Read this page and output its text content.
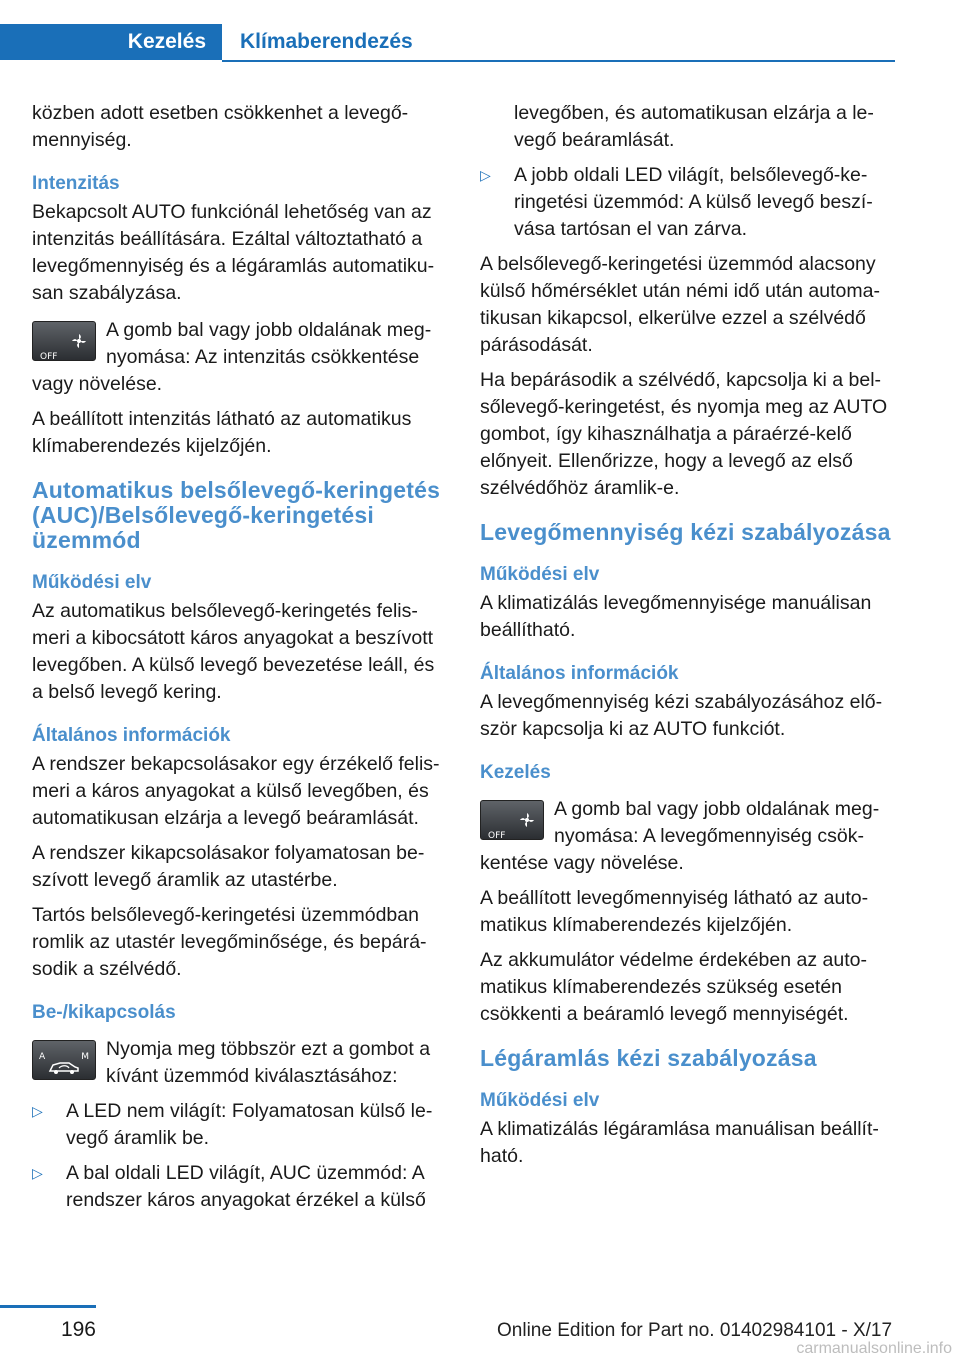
Kezelés	Klímaberendezés

közben adott esetben csökkenhet a levegő‐mennyiség.

Intenzitás

Bekapcsolt AUTO funkciónál lehetőség van az intenzitás beállítására. Ezáltal változtatható a levegőmennyiség és a légáramlás automatiku‐san szabályzása.

OFF
A gomb bal vagy jobb oldalának meg‐nyomása: Az intenzitás csökkentése vagy növelése.

A beállított intenzitás látható az automatikus klímaberendezés kijelzőjén.

Automatikus belsőlevegő-keringetés (AUC)/Belsőlevegő-keringetési üzemmód
Működési elv

Az automatikus belsőlevegő-keringetés felis‐meri a kibocsátott káros anyagokat a beszívott levegőben. A külső levegő bevezetése leáll, és a belső levegő kering.

Általános információk

A rendszer bekapcsolásakor egy érzékelő felis‐meri a káros anyagokat a külső levegőben, és automatikusan elzárja a levegő beáramlását.

A rendszer kikapcsolásakor folyamatosan be‐szívott levegő áramlik az utastérbe.

Tartós belsőlevegő-keringetési üzemmódban romlik az utastér levegőminősége, és bepárá‐sodik a szélvédő.

Be-/kikapcsolás
A	M Nyomja meg többször ezt a gombot a kívánt üzemmód kiválasztásához:
▷ A LED nem világít: Folyamatosan külső le‐vegő áramlik be.
▷ A bal oldali LED világít, AUC üzemmód: A rendszer káros anyagokat érzékel a külső

levegőben, és automatikusan elzárja a le‐vegő beáramlását.

▷ A jobb oldali LED világít, belsőlevegő-ke‐ringetési üzemmód: A külső levegő beszí‐vása tartósan el van zárva.

A belsőlevegő-keringetési üzemmód alacsony külső hőmérséklet után némi idő után automa‐tikusan kikapcsol, elkerülve ezzel a szélvédő párásodását.

Ha bepárásodik a szélvédő, kapcsolja ki a bel‐sőlevegő-keringetést, és nyomja meg az AUTO gombot, így kihasználhatja a páraérzé‐kelő előnyeit. Ellenőrizze, hogy a levegő az első szélvédőhöz áramlik-e.

Levegőmennyiség kézi szabályozása
Működési elv

A klimatizálás levegőmennyisége manuálisan beállítható.

Általános információk

A levegőmennyiség kézi szabályozásához elő‐ször kapcsolja ki az AUTO funkciót.

Kezelés
OFF
A gomb bal vagy jobb oldalának meg‐nyomása: A levegőmennyiség csök‐kentése vagy növelése.

A beállított levegőmennyiség látható az auto‐matikus klímaberendezés kijelzőjén.

Az akkumulátor védelme érdekében az auto‐matikus klímaberendezés szükség esetén csökkenti a beáramló levegő mennyiségét.

Légáramlás kézi szabályozása
Működési elv

A klimatizálás légáramlása manuálisan beállít‐ható.

196	Online Edition for Part no. 01402984101 - X/17
carmanualsonline.info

### OBJECTIVE
Where a line in the material above holds "szabályozása", copy that line.

### RESULT OF THE TASK
Levegőmennyiség kézi szabályozása
Légáramlás kézi szabályozása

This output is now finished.